YOUR TASK:
Find the line containing "Serialize everything readable". Retype it and every later line of the records exactly, leaving out pictures.

(Chart and figure data)
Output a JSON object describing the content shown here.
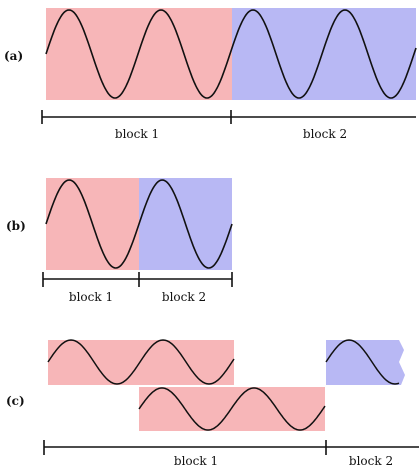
{
  "panels": [
    {
      "label": "(a)",
      "blocks": [
        {
          "label": "block 1",
          "color": "#f7b6b8"
        },
        {
          "label": "block 2",
          "color": "#b8b8f4"
        }
      ]
    },
    {
      "label": "(b)",
      "blocks": [
        {
          "label": "block 1",
          "color": "#f7b6b8"
        },
        {
          "label": "block 2",
          "color": "#b8b8f4"
        }
      ]
    },
    {
      "label": "(c)",
      "blocks": [
        {
          "label": "block 1",
          "color": "#f7b6b8"
        },
        {
          "label": "block 2",
          "color": "#b8b8f4"
        }
      ]
    }
  ],
  "wave_color": "#111111"
}
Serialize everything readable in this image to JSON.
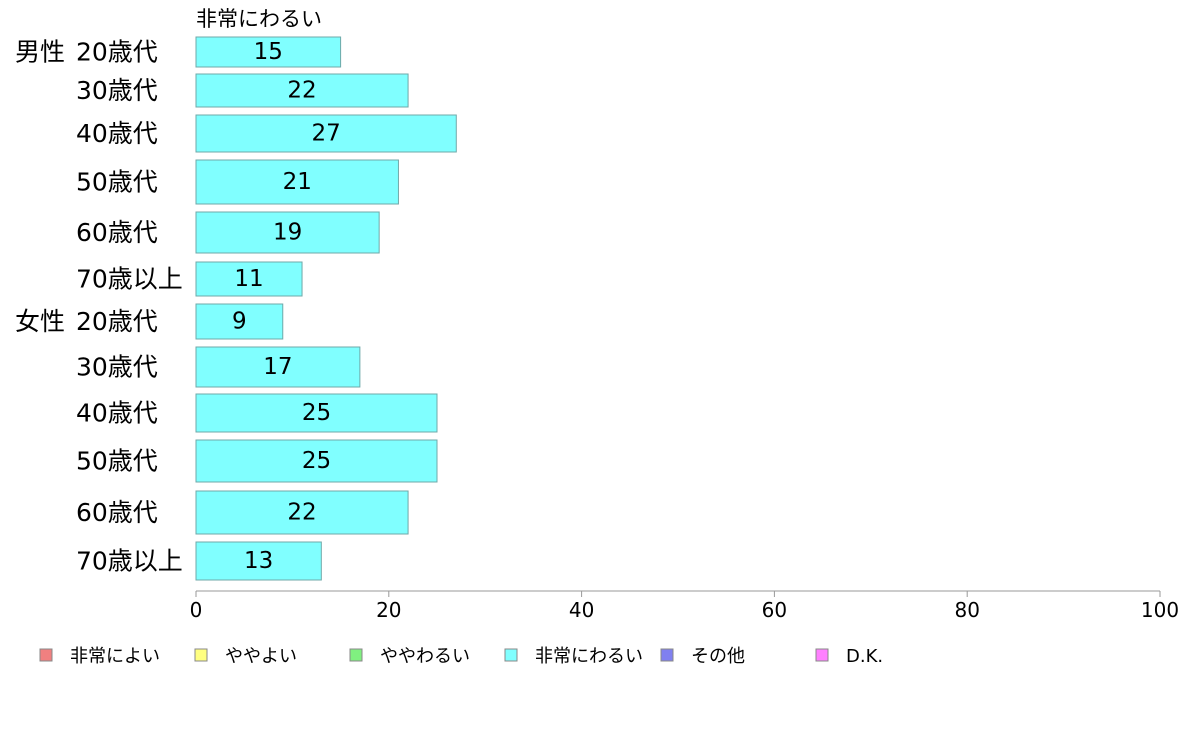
{
  "chart_data": {
    "type": "bar",
    "orientation": "horizontal",
    "stacked": true,
    "series_title": "非常にわるい",
    "groups": [
      "男性",
      "女性"
    ],
    "categories": [
      "20歳代",
      "30歳代",
      "40歳代",
      "50歳代",
      "60歳代",
      "70歳以上",
      "20歳代",
      "30歳代",
      "40歳代",
      "50歳代",
      "60歳代",
      "70歳以上"
    ],
    "category_group": [
      0,
      0,
      0,
      0,
      0,
      0,
      1,
      1,
      1,
      1,
      1,
      1
    ],
    "series": [
      {
        "name": "非常にわるい",
        "color": "#80ffff",
        "values": [
          15,
          22,
          27,
          21,
          19,
          11,
          9,
          17,
          25,
          25,
          22,
          13
        ]
      }
    ],
    "xlim": [
      0,
      100
    ],
    "xticks": [
      0,
      20,
      40,
      60,
      80,
      100
    ],
    "legend": {
      "position": "bottom",
      "items": [
        {
          "label": "非常によい",
          "color": "#f08080"
        },
        {
          "label": "ややよい",
          "color": "#ffff80"
        },
        {
          "label": "ややわるい",
          "color": "#80f080"
        },
        {
          "label": "非常にわるい",
          "color": "#80ffff"
        },
        {
          "label": "その他",
          "color": "#8080f0"
        },
        {
          "label": "D.K.",
          "color": "#ff80ff"
        }
      ]
    },
    "bar_border_color": "#6fa8a8",
    "axis_color": "#999999"
  }
}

TASK SOLUTION:
Serialize everything readable in this image to JSON.
{
  "chart_data": {
    "type": "bar",
    "orientation": "horizontal",
    "stacked": true,
    "series_title": "非常にわるい",
    "groups": [
      "男性",
      "女性"
    ],
    "categories": [
      "20歳代",
      "30歳代",
      "40歳代",
      "50歳代",
      "60歳代",
      "70歳以上",
      "20歳代",
      "30歳代",
      "40歳代",
      "50歳代",
      "60歳代",
      "70歳以上"
    ],
    "category_group": [
      0,
      0,
      0,
      0,
      0,
      0,
      1,
      1,
      1,
      1,
      1,
      1
    ],
    "series": [
      {
        "name": "非常にわるい",
        "color": "#80ffff",
        "values": [
          15,
          22,
          27,
          21,
          19,
          11,
          9,
          17,
          25,
          25,
          22,
          13
        ]
      }
    ],
    "xlim": [
      0,
      100
    ],
    "xticks": [
      0,
      20,
      40,
      60,
      80,
      100
    ],
    "legend": {
      "position": "bottom",
      "items": [
        {
          "label": "非常によい",
          "color": "#f08080"
        },
        {
          "label": "ややよい",
          "color": "#ffff80"
        },
        {
          "label": "ややわるい",
          "color": "#80f080"
        },
        {
          "label": "非常にわるい",
          "color": "#80ffff"
        },
        {
          "label": "その他",
          "color": "#8080f0"
        },
        {
          "label": "D.K.",
          "color": "#ff80ff"
        }
      ]
    },
    "bar_border_color": "#6fa8a8",
    "axis_color": "#999999"
  }
}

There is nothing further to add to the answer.